Revise the lines from the one containing "For every button, label, input, icon, or" through the one containing "legend-label: BGO 1 , 12", inclusive, so that "spectrum" becomes "histogram", and leave everything else in those lines unchanged.

##### EXERCISE DATA #####

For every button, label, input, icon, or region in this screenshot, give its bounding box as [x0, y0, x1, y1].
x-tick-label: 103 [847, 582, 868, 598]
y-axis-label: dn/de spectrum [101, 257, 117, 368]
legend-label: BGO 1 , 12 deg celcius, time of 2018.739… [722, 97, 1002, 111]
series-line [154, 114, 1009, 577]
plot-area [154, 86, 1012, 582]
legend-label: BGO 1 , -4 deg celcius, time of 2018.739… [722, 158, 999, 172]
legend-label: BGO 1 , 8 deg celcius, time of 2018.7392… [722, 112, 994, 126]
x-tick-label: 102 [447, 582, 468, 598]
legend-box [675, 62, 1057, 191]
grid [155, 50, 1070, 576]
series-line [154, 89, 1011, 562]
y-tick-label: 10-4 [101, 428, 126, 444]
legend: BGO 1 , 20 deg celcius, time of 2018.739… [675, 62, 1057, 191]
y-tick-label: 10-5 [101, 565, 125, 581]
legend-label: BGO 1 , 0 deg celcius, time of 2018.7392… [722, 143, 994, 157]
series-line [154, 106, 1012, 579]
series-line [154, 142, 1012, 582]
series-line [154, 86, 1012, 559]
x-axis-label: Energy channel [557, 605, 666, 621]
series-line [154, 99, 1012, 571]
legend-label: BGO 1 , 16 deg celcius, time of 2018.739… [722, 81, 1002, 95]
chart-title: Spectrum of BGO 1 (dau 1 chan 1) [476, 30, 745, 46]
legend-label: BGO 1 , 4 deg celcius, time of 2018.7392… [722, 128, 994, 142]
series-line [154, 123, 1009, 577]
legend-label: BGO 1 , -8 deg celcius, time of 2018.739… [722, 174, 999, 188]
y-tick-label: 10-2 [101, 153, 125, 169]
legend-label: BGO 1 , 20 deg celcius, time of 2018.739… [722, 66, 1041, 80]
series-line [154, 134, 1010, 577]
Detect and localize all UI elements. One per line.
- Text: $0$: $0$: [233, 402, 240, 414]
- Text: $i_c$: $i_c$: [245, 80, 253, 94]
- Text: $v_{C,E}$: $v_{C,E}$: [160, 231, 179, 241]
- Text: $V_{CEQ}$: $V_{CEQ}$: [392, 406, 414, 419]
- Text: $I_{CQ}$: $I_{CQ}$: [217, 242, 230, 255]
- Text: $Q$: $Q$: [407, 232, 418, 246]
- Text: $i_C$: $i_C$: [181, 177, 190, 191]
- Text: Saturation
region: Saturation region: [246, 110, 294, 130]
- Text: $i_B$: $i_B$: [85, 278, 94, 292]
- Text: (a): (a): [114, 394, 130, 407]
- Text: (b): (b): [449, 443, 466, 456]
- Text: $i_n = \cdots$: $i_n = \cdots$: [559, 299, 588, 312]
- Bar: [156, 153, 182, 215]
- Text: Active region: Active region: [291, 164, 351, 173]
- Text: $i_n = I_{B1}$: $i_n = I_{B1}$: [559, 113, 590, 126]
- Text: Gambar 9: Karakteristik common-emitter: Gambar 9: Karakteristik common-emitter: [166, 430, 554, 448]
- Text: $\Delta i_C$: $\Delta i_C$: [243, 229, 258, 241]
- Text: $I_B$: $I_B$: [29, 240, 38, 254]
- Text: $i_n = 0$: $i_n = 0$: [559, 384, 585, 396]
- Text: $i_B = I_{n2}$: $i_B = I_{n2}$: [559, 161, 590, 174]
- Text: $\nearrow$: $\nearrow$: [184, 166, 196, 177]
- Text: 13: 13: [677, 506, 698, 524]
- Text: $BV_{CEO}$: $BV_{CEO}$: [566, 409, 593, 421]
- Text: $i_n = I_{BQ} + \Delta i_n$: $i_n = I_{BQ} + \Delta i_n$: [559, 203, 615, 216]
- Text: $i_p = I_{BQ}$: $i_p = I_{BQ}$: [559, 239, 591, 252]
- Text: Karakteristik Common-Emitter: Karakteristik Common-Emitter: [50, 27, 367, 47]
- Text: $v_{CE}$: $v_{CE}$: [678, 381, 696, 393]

#####
##### EXERCISE DATA #####

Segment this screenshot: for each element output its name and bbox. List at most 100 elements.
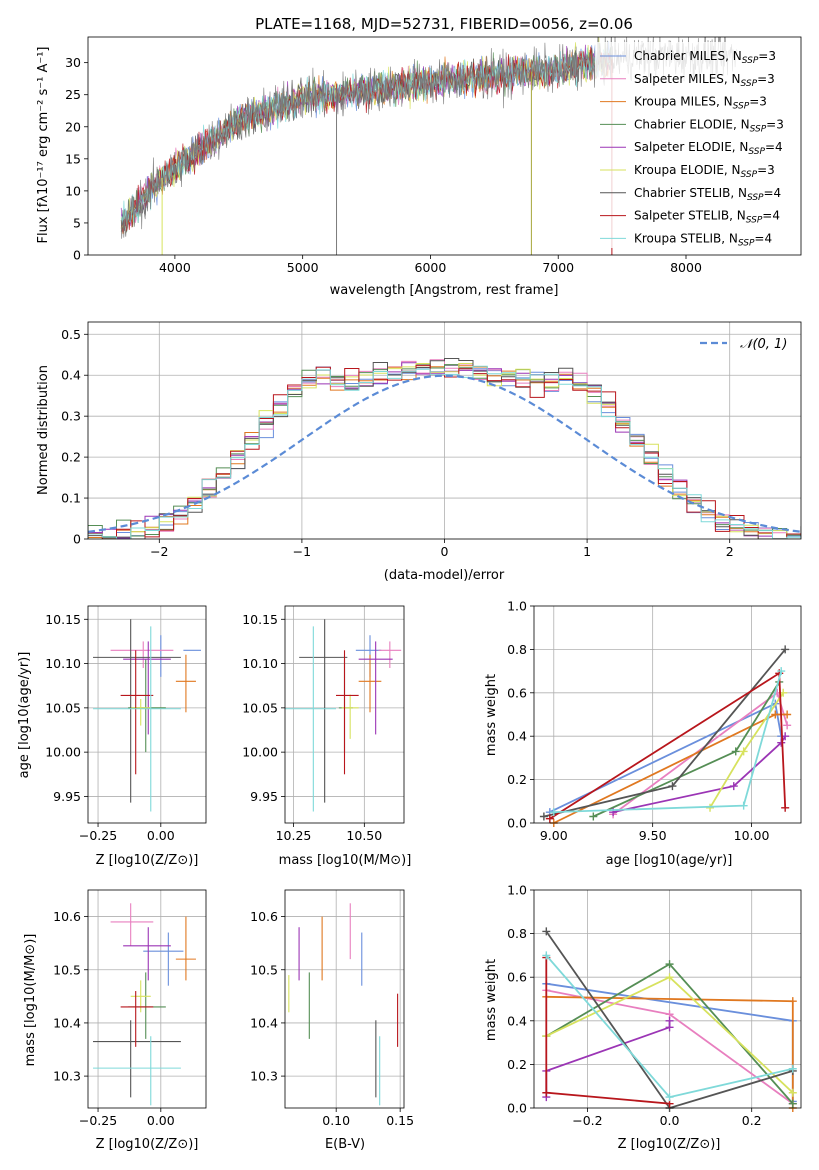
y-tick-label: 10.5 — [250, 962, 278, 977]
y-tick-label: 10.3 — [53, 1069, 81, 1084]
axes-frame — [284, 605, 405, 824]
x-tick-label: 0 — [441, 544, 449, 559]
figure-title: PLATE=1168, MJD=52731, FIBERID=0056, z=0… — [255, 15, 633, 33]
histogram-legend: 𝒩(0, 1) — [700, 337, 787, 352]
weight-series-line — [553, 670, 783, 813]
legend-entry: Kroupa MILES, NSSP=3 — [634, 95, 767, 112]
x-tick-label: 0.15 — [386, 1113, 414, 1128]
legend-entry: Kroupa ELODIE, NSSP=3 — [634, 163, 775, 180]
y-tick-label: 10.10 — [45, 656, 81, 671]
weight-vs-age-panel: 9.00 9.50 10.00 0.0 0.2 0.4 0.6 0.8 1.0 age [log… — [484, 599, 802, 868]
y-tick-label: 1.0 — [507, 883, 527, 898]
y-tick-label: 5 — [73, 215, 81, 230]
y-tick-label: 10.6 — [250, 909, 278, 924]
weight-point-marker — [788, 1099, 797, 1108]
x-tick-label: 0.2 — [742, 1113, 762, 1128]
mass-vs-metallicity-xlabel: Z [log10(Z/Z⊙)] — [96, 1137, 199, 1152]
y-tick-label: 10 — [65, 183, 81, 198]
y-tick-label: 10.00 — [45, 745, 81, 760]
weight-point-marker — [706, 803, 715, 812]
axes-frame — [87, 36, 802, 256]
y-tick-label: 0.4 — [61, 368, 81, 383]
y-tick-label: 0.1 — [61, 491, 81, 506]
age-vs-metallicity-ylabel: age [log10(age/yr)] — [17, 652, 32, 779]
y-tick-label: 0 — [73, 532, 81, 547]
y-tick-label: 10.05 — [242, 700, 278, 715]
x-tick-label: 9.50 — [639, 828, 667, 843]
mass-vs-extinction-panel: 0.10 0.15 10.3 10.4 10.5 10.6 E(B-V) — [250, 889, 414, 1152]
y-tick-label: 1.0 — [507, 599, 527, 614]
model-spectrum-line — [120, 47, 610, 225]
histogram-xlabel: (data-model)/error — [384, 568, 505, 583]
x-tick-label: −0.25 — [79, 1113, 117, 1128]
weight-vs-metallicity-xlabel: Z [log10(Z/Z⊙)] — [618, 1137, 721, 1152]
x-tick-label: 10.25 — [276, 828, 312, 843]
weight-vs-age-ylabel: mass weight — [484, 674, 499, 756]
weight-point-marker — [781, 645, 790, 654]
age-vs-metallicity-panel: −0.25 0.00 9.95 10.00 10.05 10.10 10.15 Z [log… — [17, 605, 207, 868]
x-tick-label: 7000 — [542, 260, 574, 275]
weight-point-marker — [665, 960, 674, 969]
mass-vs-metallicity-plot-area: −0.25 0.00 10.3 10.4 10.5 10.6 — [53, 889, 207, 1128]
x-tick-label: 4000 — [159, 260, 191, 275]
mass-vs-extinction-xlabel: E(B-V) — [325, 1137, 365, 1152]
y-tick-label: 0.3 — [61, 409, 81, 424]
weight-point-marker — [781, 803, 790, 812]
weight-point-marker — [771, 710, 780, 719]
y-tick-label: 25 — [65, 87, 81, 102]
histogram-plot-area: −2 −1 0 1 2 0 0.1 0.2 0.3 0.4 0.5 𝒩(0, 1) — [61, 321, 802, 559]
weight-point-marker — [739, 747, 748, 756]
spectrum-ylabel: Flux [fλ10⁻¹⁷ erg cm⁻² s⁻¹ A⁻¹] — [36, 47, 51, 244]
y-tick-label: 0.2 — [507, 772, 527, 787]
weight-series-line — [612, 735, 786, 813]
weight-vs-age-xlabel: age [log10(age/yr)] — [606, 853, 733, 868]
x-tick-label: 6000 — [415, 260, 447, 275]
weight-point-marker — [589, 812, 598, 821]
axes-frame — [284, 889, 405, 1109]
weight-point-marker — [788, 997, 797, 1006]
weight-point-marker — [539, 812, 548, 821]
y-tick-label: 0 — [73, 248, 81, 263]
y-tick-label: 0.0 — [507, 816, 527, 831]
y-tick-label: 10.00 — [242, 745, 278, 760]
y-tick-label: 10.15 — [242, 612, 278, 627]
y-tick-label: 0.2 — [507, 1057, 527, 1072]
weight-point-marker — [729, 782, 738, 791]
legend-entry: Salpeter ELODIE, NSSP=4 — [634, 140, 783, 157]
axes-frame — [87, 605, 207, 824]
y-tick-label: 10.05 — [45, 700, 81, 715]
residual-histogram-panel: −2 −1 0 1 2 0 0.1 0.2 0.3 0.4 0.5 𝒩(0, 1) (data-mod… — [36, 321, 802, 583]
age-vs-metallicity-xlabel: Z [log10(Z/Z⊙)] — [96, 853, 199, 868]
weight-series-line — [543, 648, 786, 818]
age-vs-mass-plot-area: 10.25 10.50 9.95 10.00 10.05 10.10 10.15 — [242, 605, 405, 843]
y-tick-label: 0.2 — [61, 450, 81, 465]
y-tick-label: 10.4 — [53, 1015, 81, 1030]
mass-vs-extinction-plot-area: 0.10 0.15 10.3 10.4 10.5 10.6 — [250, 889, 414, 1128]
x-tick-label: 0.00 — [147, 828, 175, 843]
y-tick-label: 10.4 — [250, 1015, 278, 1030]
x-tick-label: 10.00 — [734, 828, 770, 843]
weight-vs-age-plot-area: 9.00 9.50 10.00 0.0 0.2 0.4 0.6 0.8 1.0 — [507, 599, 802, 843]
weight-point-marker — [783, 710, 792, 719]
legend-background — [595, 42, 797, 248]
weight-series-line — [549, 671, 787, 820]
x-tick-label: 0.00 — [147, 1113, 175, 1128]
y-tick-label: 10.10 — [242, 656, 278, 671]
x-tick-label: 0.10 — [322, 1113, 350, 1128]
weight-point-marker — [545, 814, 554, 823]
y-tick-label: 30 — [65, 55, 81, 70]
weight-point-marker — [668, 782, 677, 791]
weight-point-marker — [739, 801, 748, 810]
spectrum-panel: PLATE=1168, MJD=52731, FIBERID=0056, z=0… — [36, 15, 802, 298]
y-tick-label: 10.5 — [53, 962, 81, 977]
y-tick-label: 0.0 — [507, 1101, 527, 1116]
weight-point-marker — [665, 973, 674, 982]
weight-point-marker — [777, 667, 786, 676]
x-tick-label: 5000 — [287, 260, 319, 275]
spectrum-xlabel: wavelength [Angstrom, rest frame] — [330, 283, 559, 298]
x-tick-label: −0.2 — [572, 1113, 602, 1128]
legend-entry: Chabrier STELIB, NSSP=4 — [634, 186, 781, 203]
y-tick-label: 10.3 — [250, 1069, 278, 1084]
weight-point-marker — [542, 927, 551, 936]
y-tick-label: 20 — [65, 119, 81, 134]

#####

• _COMPLETE ANSWER_
For every button, label, input, icon, or region in this screenshot, give its bounding box as [x0, y0, x1, y1].
x-tick-label: 103 [847, 582, 868, 598]
y-axis-label: dn/de histogram [101, 257, 117, 368]
legend-label: BGO 1 , 12 deg celcius, time of 2018.739… [722, 97, 1002, 111]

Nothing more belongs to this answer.